(Records from a collection)
····················
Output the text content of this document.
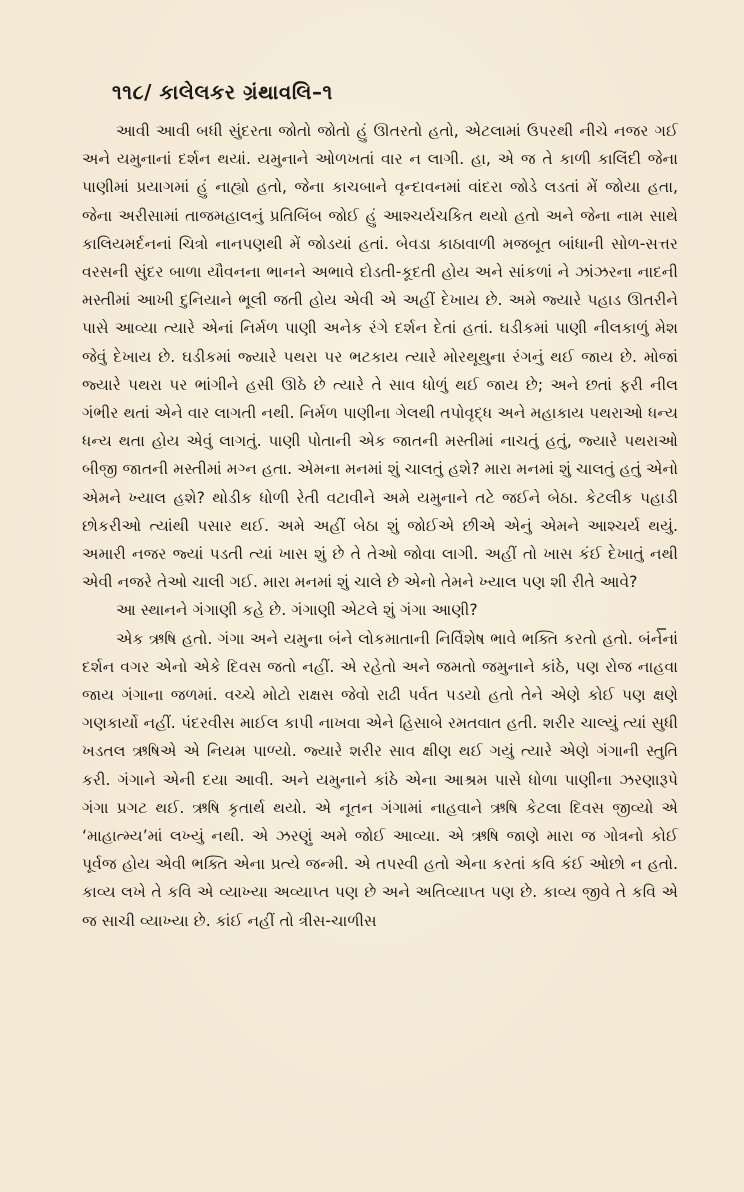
૧૧૮/ કાલેલકર ગ્રંથાવલિ–૧

આવી આવી બધી સુંદરતા જોતો જોતો હું ઊતરતો હતો, એટલામાં ઉપરથી નીચે નજર ગઈ અને યમુનાનાં દર્શન થયાં. યમુનાને ઓળખતાં વાર ન લાગી. હા, એ જ તે કાળી કાલિંદી જેના પાણીમાં પ્રયાગમાં હું નાહ્યો હતો, જેના કાચબાને વૃન્દાવનમાં વાંદરા જોડે લડતાં મેં જોયા હતા, જેના અરીસામાં તાજમહાલનું પ્રતિબિંબ જોઈ હું આશ્ચર્યચકિત થયો હતો અને જેના નામ સાથે કાલિયમર્દનનાં ચિત્રો નાનપણથી મેં જોડયાં હતાં. બેવડા કાઠાવાળી મજબૂત બાંધાની સોળ-સત્તર વરસની સુંદર બાળા યૌવનના ભાનને અભાવે દોડતી-કૂદતી હોય અને સાંકળાં ને ઝાંઝરના નાદની મસ્તીમાં આખી દુનિયાને ભૂલી જતી હોય એવી એ અહીં દેખાય છે. અમે જ્યારે પહાડ ઊતરીને પાસે આવ્યા ત્યારે એનાં નિર્મળ પાણી અનેક રંગે દર્શન દેતાં હતાં. ઘડીકમાં પાણી નીલકાળું મેશ જેવું દેખાય છે. ઘડીકમાં જ્યારે પથરા પર ભટકાય ત્યારે મોરથૂથુના રંગનું થઈ જાય છે. મોજાં જ્યારે પથરા પર ભાંગીને હસી ઊઠે છે ત્યારે તે સાવ ધોળું થઈ જાય છે; અને છતાં ફરી નીલ ગંભીર થતાં એને વાર લાગતી નથી. નિર્મળ પાણીના ગેલથી તપોવૃદ્ધ અને મહાકાય પથરાઓ ધન્ય ધન્ય થતા હોય એવું લાગતું. પાણી પોતાની એક જાતની મસ્તીમાં નાચતું હતું, જ્યારે પથરાઓ બીજી જાતની મસ્તીમાં મગ્ન હતા. એમના મનમાં શું ચાલતું હશે? મારા મનમાં શું ચાલતું હતું એનો એમને ખ્યાલ હશે? થોડીક ધોળી રેતી વટાવીને અમે યમુનાને તટે જઈને બેઠા. કેટલીક પહાડી છોકરીઓ ત્યાંથી પસાર થઈ. અમે અહીં બેઠા શું જોઈએ છીએ એનું એમને આશ્ચર્ય થયું. અમારી નજર જ્યાં પડતી ત્યાં ખાસ શું છે તે તેઓ જોવા લાગી. અહીં તો ખાસ કંઈ દેખાતું નથી એવી નજરે તેઓ ચાલી ગઈ. મારા મનમાં શું ચાલે છે એનો તેમને ખ્યાલ પણ શી રીતે આવે?

આ સ્થાનને ગંગાણી કહે છે. ગંગાણી એટલે શું ગંગા આણી?

એક ઋષિ હતો. ગંગા અને યમુના બંને લોકમાતાની નિર્વિશેષ ભાવે ભક્તિ કરતો હતો. બંનેનાં દર્શન વગર એનો એકે દિવસ જતો નહીં. એ રહેતો અને જમતો જમુનાને કાંઠે, પણ રોજ નાહવા જાય ગંગાના જળમાં. વચ્ચે મોટો રાક્ષસ જેવો રાઢી પર્વત પડયો હતો તેને એણે કોઈ પણ ક્ષણે ગણકાર્યો નહીં. પંદરવીસ માઈલ કાપી નાખવા એને હિસાબે રમતવાત હતી. શરીર ચાલ્યું ત્યાં સુધી ખડતલ ઋષિએ એ નિયમ પાળ્યો. જ્યારે શરીર સાવ ક્ષીણ થઈ ગયું ત્યારે એણે ગંગાની સ્તુતિ કરી. ગંગાને એની દયા આવી. અને યમુનાને કાંઠે એના આશ્રમ પાસે ધોળા પાણીના ઝરણારૂપે ગંગા પ્રગટ થઈ. ઋષિ કૃતાર્થ થયો. એ નૂતન ગંગામાં નાહવાને ઋષિ કેટલા દિવસ જીવ્યો એ ‘માહાત્મ્ય’માં લખ્યું નથી. એ ઝરણું અમે જોઈ આવ્યા. એ ઋષિ જાણે મારા જ ગોત્રનો કોઈ પૂર્વજ હોય એવી ભક્તિ એના પ્રત્યે જન્મી. એ તપસ્વી હતો એના કરતાં કવિ કંઈ ઓછો ન હતો. કાવ્ય લખે તે કવિ એ વ્યાખ્યા અવ્યાપ્ત પણ છે અને અતિવ્યાપ્ત પણ છે. કાવ્ય જીવે તે કવિ એ જ સાચી વ્યાખ્યા છે. કાંઈ નહીં તો ત્રીસ-ચાળીસ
····················
Pictures in the records above should not be copied. Repeat everything else exactly.

Output the text content of this document.
૧૧૮/ કાલેલકર ગ્રંથાવલિ–૧

આવી આવી બધી સુંદરતા જોતો જોતો હું ઊતરતો હતો, એટલામાં ઉપરથી નીચે નજર ગઈ અને યમુનાનાં દર્શન થયાં. યમુનાને ઓળખતાં વાર ન લાગી. હા, એ જ તે કાળી કાલિંદી જેના પાણીમાં પ્રયાગમાં હું નાહ્યો હતો, જેના કાચબાને વૃન્દાવનમાં વાંદરા જોડે લડતાં મેં જોયા હતા, જેના અરીસામાં તાજમહાલનું પ્રતિબિંબ જોઈ હું આશ્ચર્યચકિત થયો હતો અને જેના નામ સાથે કાલિયમર્દનનાં ચિત્રો નાનપણથી મેં જોડયાં હતાં. બેવડા કાઠાવાળી મજબૂત બાંધાની સોળ-સત્તર વરસની સુંદર બાળા યૌવનના ભાનને અભાવે દોડતી-કૂદતી હોય અને સાંકળાં ને ઝાંઝરના નાદની મસ્તીમાં આખી દુનિયાને ભૂલી જતી હોય એવી એ અહીં દેખાય છે. અમે જ્યારે પહાડ ઊતરીને પાસે આવ્યા ત્યારે એનાં નિર્મળ પાણી અનેક રંગે દર્શન દેતાં હતાં. ઘડીકમાં પાણી નીલકાળું મેશ જેવું દેખાય છે. ઘડીકમાં જ્યારે પથરા પર ભટકાય ત્યારે મોરથૂથુના રંગનું થઈ જાય છે. મોજાં જ્યારે પથરા પર ભાંગીને હસી ઊઠે છે ત્યારે તે સાવ ધોળું થઈ જાય છે; અને છતાં ફરી નીલ ગંભીર થતાં એને વાર લાગતી નથી. નિર્મળ પાણીના ગેલથી તપોવૃદ્ધ અને મહાકાય પથરાઓ ધન્ય ધન્ય થતા હોય એવું લાગતું. પાણી પોતાની એક જાતની મસ્તીમાં નાચતું હતું, જ્યારે પથરાઓ બીજી જાતની મસ્તીમાં મગ્ન હતા. એમના મનમાં શું ચાલતું હશે? મારા મનમાં શું ચાલતું હતું એનો એમને ખ્યાલ હશે? થોડીક ધોળી રેતી વટાવીને અમે યમુનાને તટે જઈને બેઠા. કેટલીક પહાડી છોકરીઓ ત્યાંથી પસાર થઈ. અમે અહીં બેઠા શું જોઈએ છીએ એનું એમને આશ્ચર્ય થયું. અમારી નજર જ્યાં પડતી ત્યાં ખાસ શું છે તે તેઓ જોવા લાગી. અહીં તો ખાસ કંઈ દેખાતું નથી એવી નજરે તેઓ ચાલી ગઈ. મારા મનમાં શું ચાલે છે એનો તેમને ખ્યાલ પણ શી રીતે આવે?

આ સ્થાનને ગંગાણી કહે છે. ગંગાણી એટલે શું ગંગા આણી?

એક ઋષિ હતો. ગંગા અને યમુના બંને લોકમાતાની નિર્વિશેષ ભાવે ભક્તિ કરતો હતો. બંનેનાં દર્શન વગર એનો એકે દિવસ જતો નહીં. એ રહેતો અને જમતો જમુનાને કાંઠે, પણ રોજ નાહવા જાય ગંગાના જળમાં. વચ્ચે મોટો રાક્ષસ જેવો રાઢી પર્વત પડયો હતો તેને એણે કોઈ પણ ક્ષણે ગણકાર્યો નહીં. પંદરવીસ માઈલ કાપી નાખવા એને હિસાબે રમતવાત હતી. શરીર ચાલ્યું ત્યાં સુધી ખડતલ ઋષિએ એ નિયમ પાળ્યો. જ્યારે શરીર સાવ ક્ષીણ થઈ ગયું ત્યારે એણે ગંગાની સ્તુતિ કરી. ગંગાને એની દયા આવી. અને યમુનાને કાંઠે એના આશ્રમ પાસે ધોળા પાણીના ઝરણારૂપે ગંગા પ્રગટ થઈ. ઋષિ કૃતાર્થ થયો. એ નૂતન ગંગામાં નાહવાને ઋષિ કેટલા દિવસ જીવ્યો એ ‘માહાત્મ્ય’માં લખ્યું નથી. એ ઝરણું અમે જોઈ આવ્યા. એ ઋષિ જાણે મારા જ ગોત્રનો કોઈ પૂર્વજ હોય એવી ભક્તિ એના પ્રત્યે જન્મી. એ તપસ્વી હતો એના કરતાં કવિ કંઈ ઓછો ન હતો. કાવ્ય લખે તે કવિ એ વ્યાખ્યા અવ્યાપ્ત પણ છે અને અતિવ્યાપ્ત પણ છે. કાવ્ય જીવે તે કવિ એ જ સાચી વ્યાખ્યા છે. કાંઈ નહીં તો ત્રીસ-ચાળીસ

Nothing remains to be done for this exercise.